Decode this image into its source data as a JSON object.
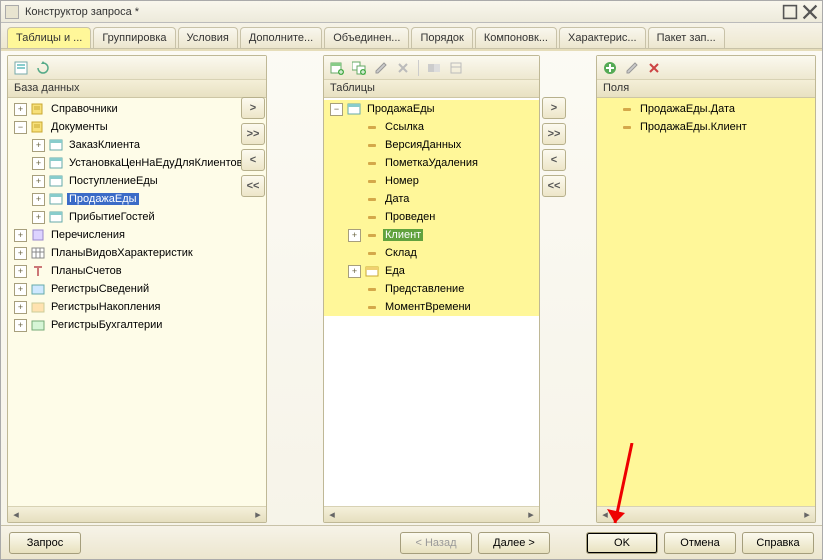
{
  "window": {
    "title": "Конструктор запроса *"
  },
  "tabs": [
    {
      "label": "Таблицы и ...",
      "active": true
    },
    {
      "label": "Группировка"
    },
    {
      "label": "Условия"
    },
    {
      "label": "Дополните..."
    },
    {
      "label": "Объединен..."
    },
    {
      "label": "Порядок"
    },
    {
      "label": "Компоновк..."
    },
    {
      "label": "Характерис..."
    },
    {
      "label": "Пакет зап..."
    }
  ],
  "panels": {
    "db": {
      "header": "База данных",
      "nodes": [
        {
          "exp": "+",
          "level": 0,
          "icon": "book",
          "label": "Справочники"
        },
        {
          "exp": "-",
          "level": 0,
          "icon": "book",
          "label": "Документы"
        },
        {
          "exp": "+",
          "level": 1,
          "icon": "table",
          "label": "ЗаказКлиента"
        },
        {
          "exp": "+",
          "level": 1,
          "icon": "table",
          "label": "УстановкаЦенНаЕдуДляКлиентов"
        },
        {
          "exp": "+",
          "level": 1,
          "icon": "table",
          "label": "ПоступлениеЕды"
        },
        {
          "exp": "+",
          "level": 1,
          "icon": "table",
          "label": "ПродажаЕды",
          "selected": true
        },
        {
          "exp": "+",
          "level": 1,
          "icon": "table",
          "label": "ПрибытиеГостей"
        },
        {
          "exp": "+",
          "level": 0,
          "icon": "enum",
          "label": "Перечисления"
        },
        {
          "exp": "+",
          "level": 0,
          "icon": "grid",
          "label": "ПланыВидовХарактеристик"
        },
        {
          "exp": "+",
          "level": 0,
          "icon": "tacc",
          "label": "ПланыСчетов"
        },
        {
          "exp": "+",
          "level": 0,
          "icon": "reg",
          "label": "РегистрыСведений"
        },
        {
          "exp": "+",
          "level": 0,
          "icon": "reg2",
          "label": "РегистрыНакопления"
        },
        {
          "exp": "+",
          "level": 0,
          "icon": "reg3",
          "label": "РегистрыБухгалтерии"
        }
      ]
    },
    "tables": {
      "header": "Таблицы",
      "nodes": [
        {
          "exp": "-",
          "level": 0,
          "icon": "table",
          "label": "ПродажаЕды",
          "hl": true
        },
        {
          "level": 1,
          "icon": "field",
          "label": "Ссылка",
          "hl": true
        },
        {
          "level": 1,
          "icon": "field",
          "label": "ВерсияДанных",
          "hl": true
        },
        {
          "level": 1,
          "icon": "field",
          "label": "ПометкаУдаления",
          "hl": true
        },
        {
          "level": 1,
          "icon": "field",
          "label": "Номер",
          "hl": true
        },
        {
          "level": 1,
          "icon": "field",
          "label": "Дата",
          "hl": true
        },
        {
          "level": 1,
          "icon": "field",
          "label": "Проведен",
          "hl": true
        },
        {
          "exp": "+",
          "level": 1,
          "icon": "field",
          "label": "Клиент",
          "hl": true,
          "fieldsel": true
        },
        {
          "level": 1,
          "icon": "field",
          "label": "Склад",
          "hl": true
        },
        {
          "exp": "+",
          "level": 1,
          "icon": "tbl2",
          "label": "Еда",
          "hl": true
        },
        {
          "level": 1,
          "icon": "field",
          "label": "Представление",
          "hl": true
        },
        {
          "level": 1,
          "icon": "field",
          "label": "МоментВремени",
          "hl": true
        }
      ]
    },
    "fields": {
      "header": "Поля",
      "nodes": [
        {
          "level": 0,
          "icon": "field",
          "label": "ПродажаЕды.Дата",
          "hl": true
        },
        {
          "level": 0,
          "icon": "field",
          "label": "ПродажаЕды.Клиент",
          "hl": true
        }
      ]
    }
  },
  "footer": {
    "query": "Запрос",
    "back": "< Назад",
    "next": "Далее >",
    "ok": "OK",
    "cancel": "Отмена",
    "help": "Справка"
  },
  "icons": {
    "plus": "+",
    "minus": "−"
  }
}
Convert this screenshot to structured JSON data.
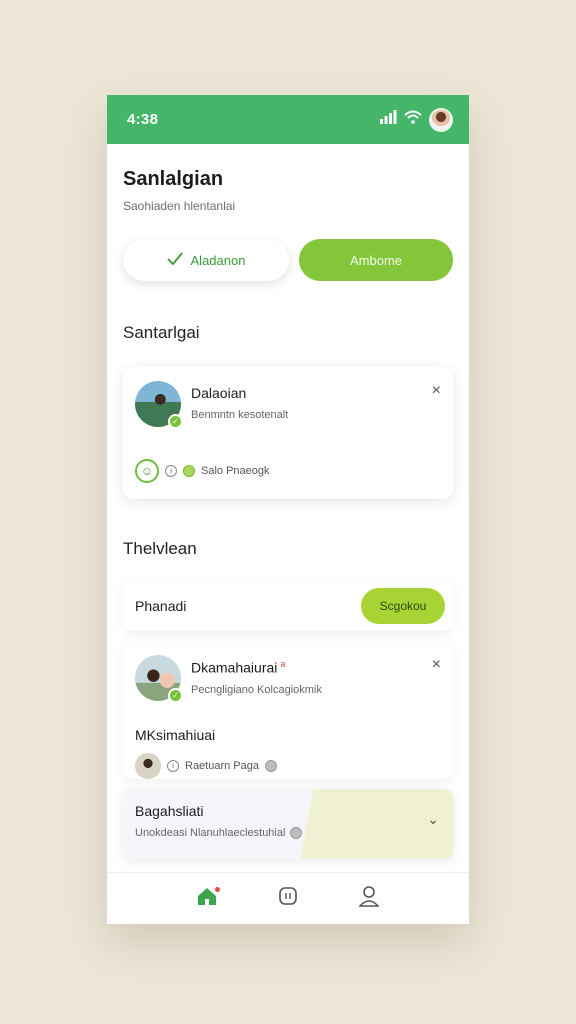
{
  "status_bar": {
    "time": "4:38"
  },
  "header": {
    "title": "Sanlalgian",
    "subtitle": "Saohiaden hlentanlai"
  },
  "actions": {
    "outline_label": "Aladanon",
    "primary_label": "Ambome"
  },
  "section1": {
    "title": "Santarlgai",
    "card": {
      "name": "Dalaoian",
      "description": "Benmntn kesotenalt",
      "meta_text": "Salo Pnaeogk"
    }
  },
  "section2": {
    "title": "Thelvlean",
    "search_label": "Phanadi",
    "search_button": "Scgokou",
    "card": {
      "name": "Dkamahaiurai",
      "badge": "a",
      "description": "Pecngligiano Kolcagiokmik",
      "sub_title": "MKsimahiuai",
      "sub_meta": "Raetuarn Paga"
    }
  },
  "card3": {
    "title": "Bagahsliati",
    "description": "Unokdeasi  Nlanuhlaeclestuhial"
  },
  "colors": {
    "brand_green": "#45b569",
    "accent_lime": "#84c53a"
  },
  "icons": [
    "signal-icon",
    "wifi-icon",
    "check-icon",
    "close-icon",
    "chevron-down-icon",
    "home-icon",
    "square-icon",
    "user-icon"
  ]
}
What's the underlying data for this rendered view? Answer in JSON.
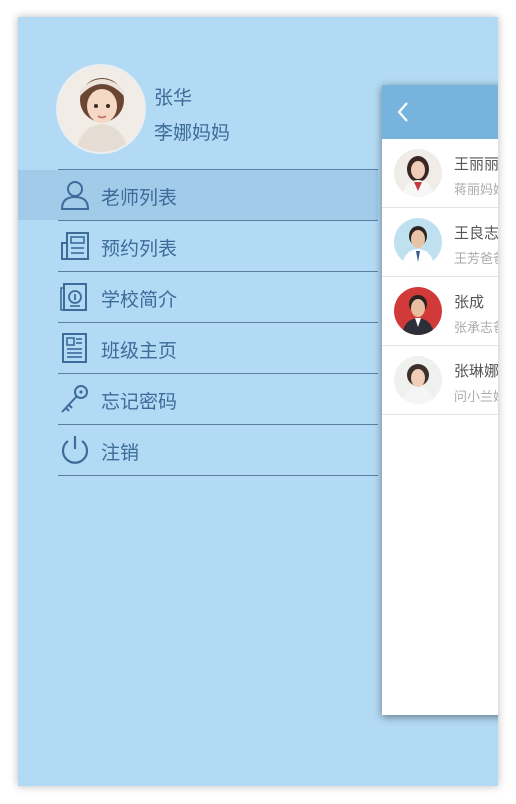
{
  "profile": {
    "name": "张华",
    "subtitle": "李娜妈妈"
  },
  "menu": {
    "items": [
      {
        "label": "老师列表",
        "icon": "person-icon",
        "active": true
      },
      {
        "label": "预约列表",
        "icon": "newspaper-icon",
        "active": false
      },
      {
        "label": "学校简介",
        "icon": "school-info-icon",
        "active": false
      },
      {
        "label": "班级主页",
        "icon": "document-icon",
        "active": false
      },
      {
        "label": "忘记密码",
        "icon": "key-icon",
        "active": false
      },
      {
        "label": "注销",
        "icon": "power-icon",
        "active": false
      }
    ]
  },
  "panel": {
    "back_icon": "chevron-left-icon",
    "contacts": [
      {
        "name": "王丽丽",
        "sub": "蒋丽妈妈"
      },
      {
        "name": "王良志",
        "sub": "王芳爸爸"
      },
      {
        "name": "张成",
        "sub": "张承志爸爸"
      },
      {
        "name": "张琳娜",
        "sub": "问小兰妈妈"
      }
    ]
  },
  "colors": {
    "drawer_bg": "#b3daf4",
    "active_bg": "#a1cbe9",
    "text": "#3d6b9a",
    "panel_header": "#76b4dd"
  }
}
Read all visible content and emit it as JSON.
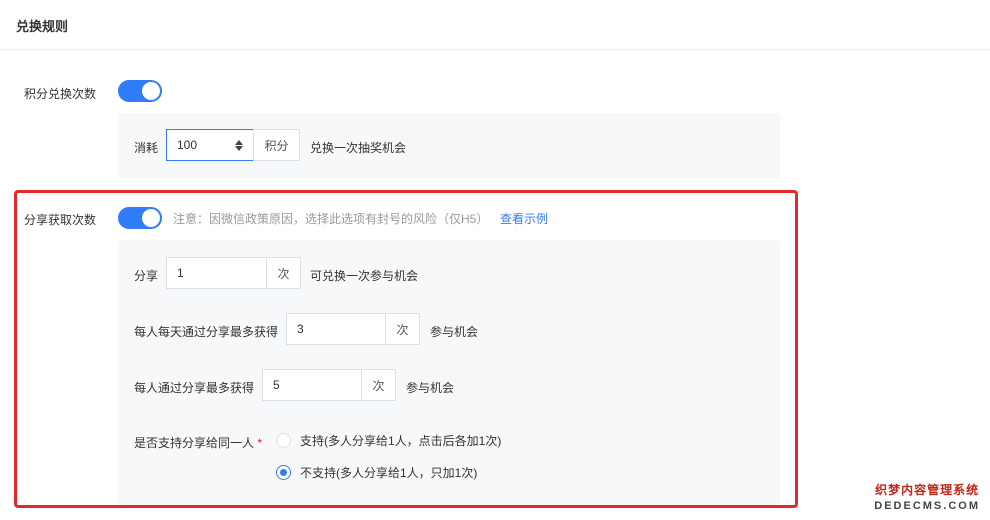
{
  "section_title": "兑换规则",
  "points_exchange": {
    "label": "积分兑换次数",
    "enabled": true,
    "consume_label": "消耗",
    "value": "100",
    "unit": "积分",
    "suffix": "兑换一次抽奖机会"
  },
  "share_exchange": {
    "label": "分享获取次数",
    "enabled": true,
    "notice": "注意：因微信政策原因，选择此选项有封号的风险（仅H5）",
    "view_example": "查看示例",
    "share_row": {
      "label": "分享",
      "value": "1",
      "unit": "次",
      "suffix": "可兑换一次参与机会"
    },
    "daily_max_row": {
      "label": "每人每天通过分享最多获得",
      "value": "3",
      "unit": "次",
      "suffix": "参与机会"
    },
    "total_max_row": {
      "label": "每人通过分享最多获得",
      "value": "5",
      "unit": "次",
      "suffix": "参与机会"
    },
    "same_person": {
      "label": "是否支持分享给同一人",
      "required_mark": "*",
      "options": [
        {
          "label": "支持(多人分享给1人，点击后各加1次)",
          "selected": false
        },
        {
          "label": "不支持(多人分享给1人，只加1次)",
          "selected": true
        }
      ]
    }
  },
  "watermark": {
    "line1": "织梦内容管理系统",
    "line2": "DEDECMS.COM"
  },
  "colors": {
    "accent": "#2f7cf6",
    "highlight_border": "#e5292a",
    "required": "#e02020"
  }
}
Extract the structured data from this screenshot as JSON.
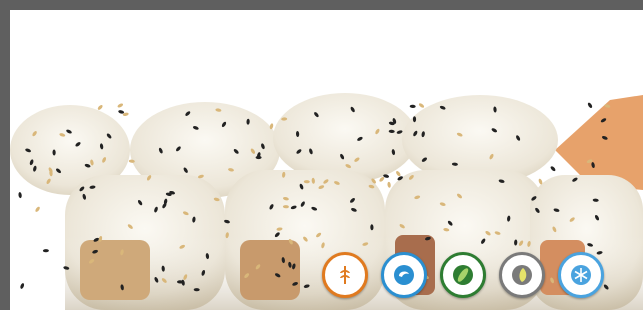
{
  "photo": {
    "subject_icon": "sushi-roll-photo"
  },
  "badges": [
    {
      "icon": "wheat-icon",
      "ring": "#e07a1f",
      "fill": "#ffffff"
    },
    {
      "icon": "shrimp-icon",
      "ring": "#2a8fd1",
      "fill": "#ffffff"
    },
    {
      "icon": "cucumber-icon",
      "ring": "#2e7d32",
      "fill": "#ffffff"
    },
    {
      "icon": "avocado-icon",
      "ring": "#7a7a7a",
      "fill": "#ffffff"
    },
    {
      "icon": "snowflake-icon",
      "ring": "#4aa3df",
      "fill": "#ffffff"
    }
  ],
  "colors": {
    "frame": "#5f5f5f",
    "rice": "#f5f1e8",
    "sesame_dark": "#222222",
    "sesame_light": "#d9b77a",
    "tempura": "#e7a26b"
  }
}
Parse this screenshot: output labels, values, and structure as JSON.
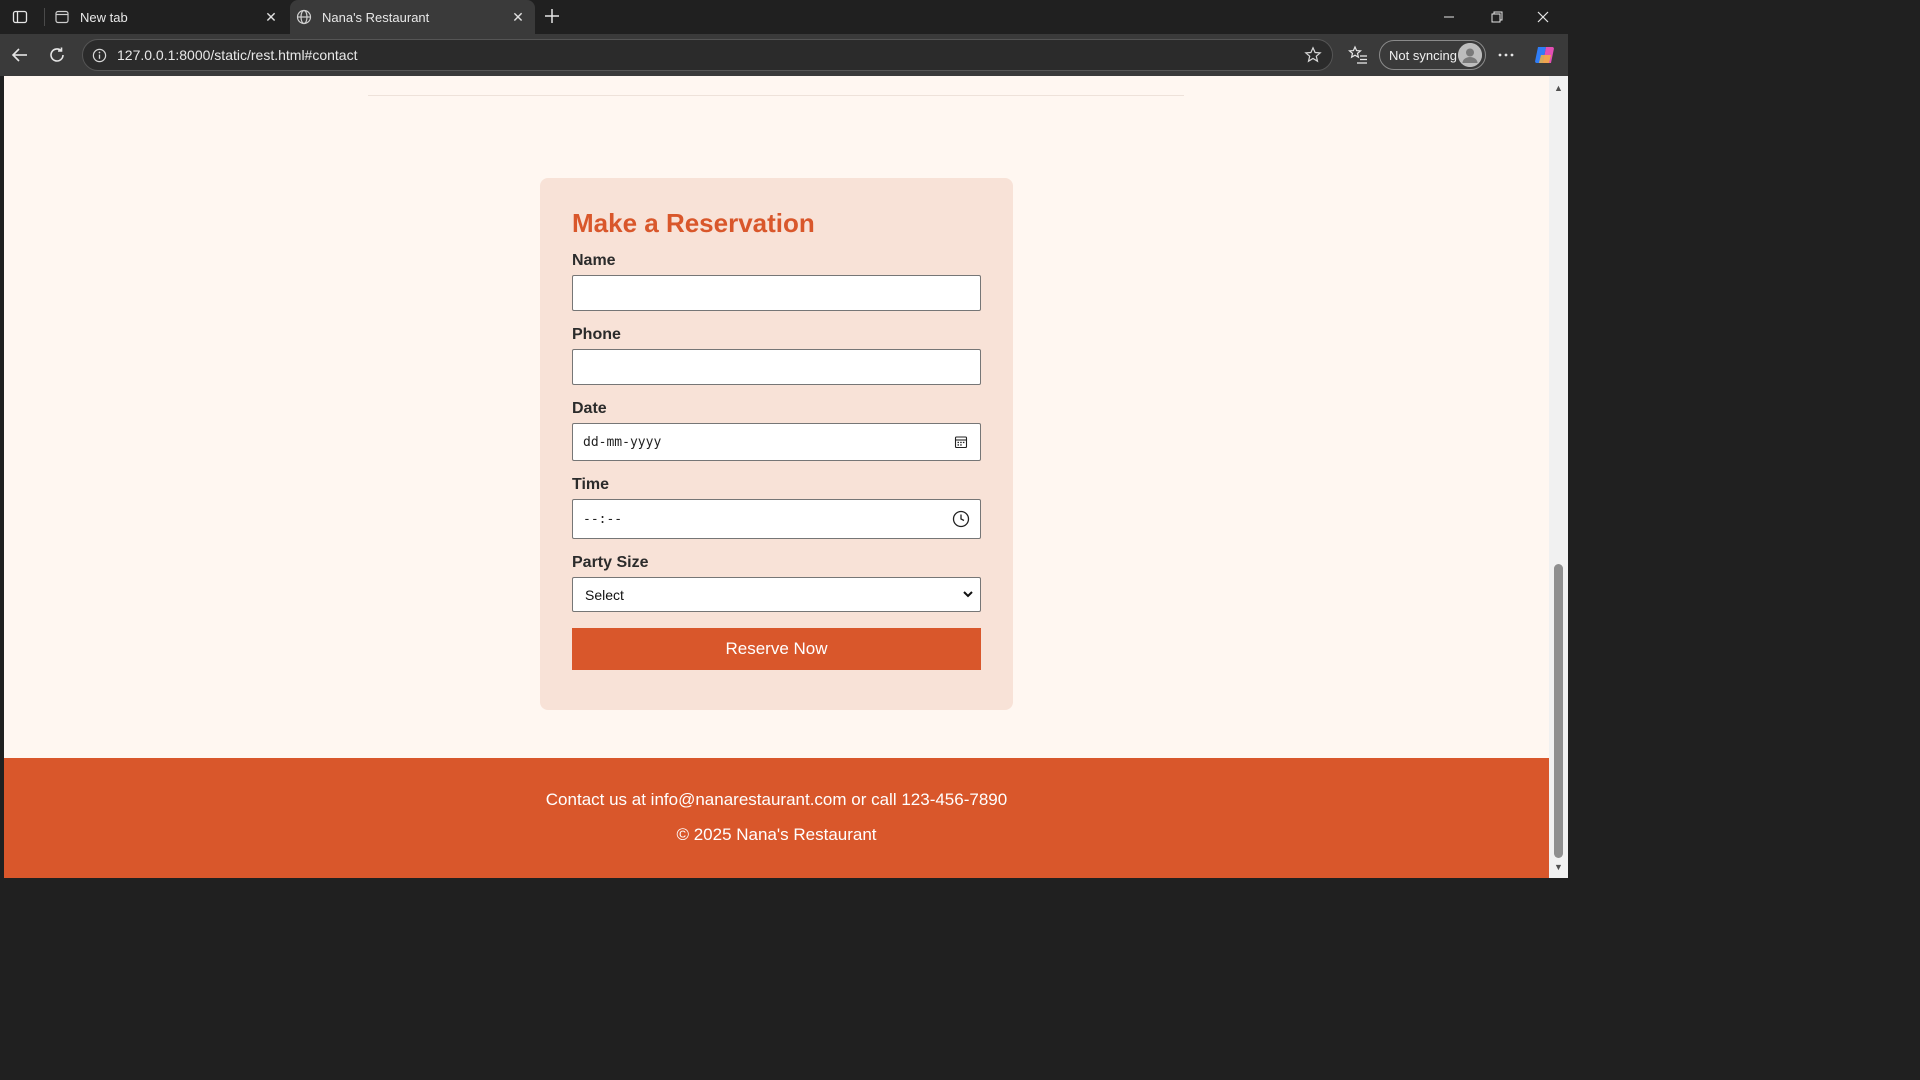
{
  "browser": {
    "tabs": [
      {
        "title": "New tab",
        "icon": "new-tab-page-icon",
        "active": false
      },
      {
        "title": "Nana's Restaurant",
        "icon": "globe-icon",
        "active": true
      }
    ],
    "url": "127.0.0.1:8000/static/rest.html#contact",
    "sync_status": "Not syncing"
  },
  "form": {
    "title": "Make a Reservation",
    "name_label": "Name",
    "name_value": "",
    "phone_label": "Phone",
    "phone_value": "",
    "date_label": "Date",
    "date_placeholder": "dd-mm-yyyy",
    "time_label": "Time",
    "time_placeholder": "--:--",
    "party_label": "Party Size",
    "party_selected": "Select",
    "submit_label": "Reserve Now"
  },
  "footer": {
    "contact_text": "Contact us at info@nanarestaurant.com or call 123-456-7890",
    "copyright": "© 2025 Nana's Restaurant"
  },
  "colors": {
    "accent": "#d9572b",
    "card_bg": "#f8e2d7",
    "page_bg": "#fff7f1"
  }
}
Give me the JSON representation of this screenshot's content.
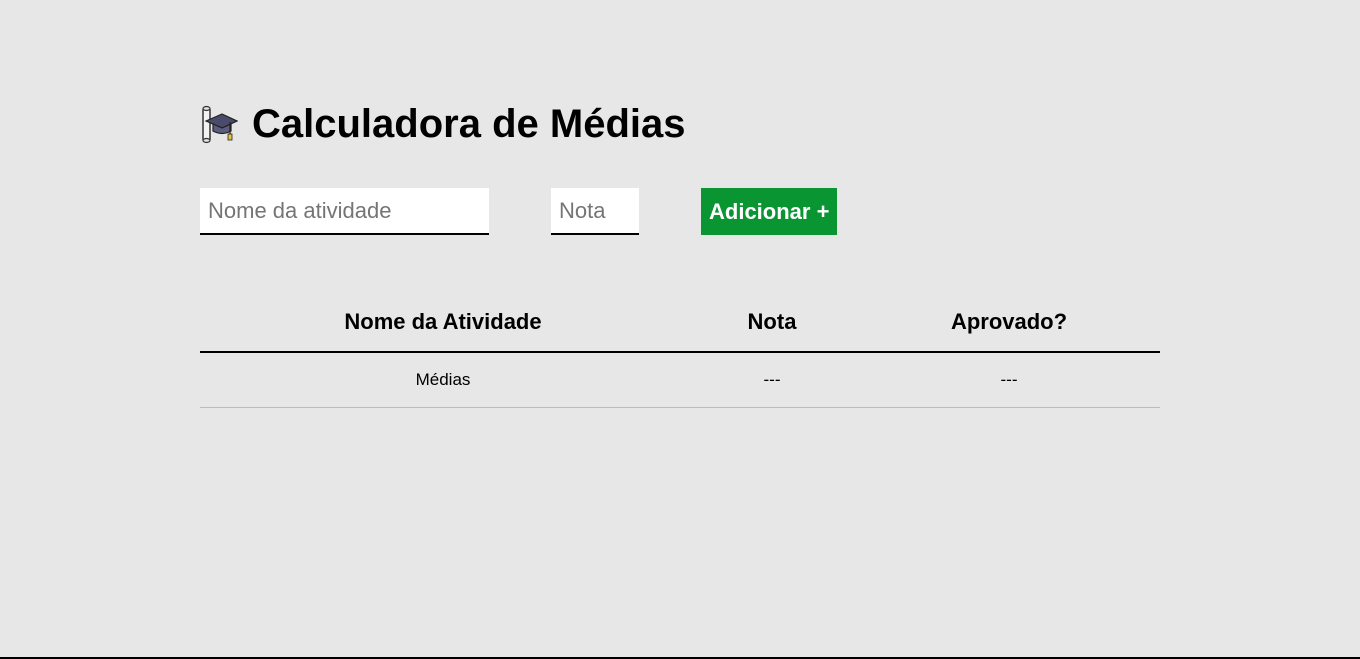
{
  "header": {
    "icon": "graduation-cap-icon",
    "title": "Calculadora de Médias"
  },
  "form": {
    "activity_placeholder": "Nome da atividade",
    "activity_value": "",
    "grade_placeholder": "Nota",
    "grade_value": "",
    "add_button_label": "Adicionar +"
  },
  "table": {
    "columns": [
      "Nome da Atividade",
      "Nota",
      "Aprovado?"
    ],
    "rows": [
      [
        "Médias",
        "---",
        "---"
      ]
    ]
  },
  "colors": {
    "background": "#e7e7e7",
    "button": "#0a9533",
    "button_text": "#ffffff"
  }
}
==============================
Reproduce exactly and only the lines from the line that contains "Give me the" to the end of the data above, both ends included. No pictures go in the copy.

Give me the JSON representation of this screenshot's content.
{
  "header": {
    "icon": "graduation-cap-icon",
    "title": "Calculadora de Médias"
  },
  "form": {
    "activity_placeholder": "Nome da atividade",
    "activity_value": "",
    "grade_placeholder": "Nota",
    "grade_value": "",
    "add_button_label": "Adicionar +"
  },
  "table": {
    "columns": [
      "Nome da Atividade",
      "Nota",
      "Aprovado?"
    ],
    "rows": [
      [
        "Médias",
        "---",
        "---"
      ]
    ]
  },
  "colors": {
    "background": "#e7e7e7",
    "button": "#0a9533",
    "button_text": "#ffffff"
  }
}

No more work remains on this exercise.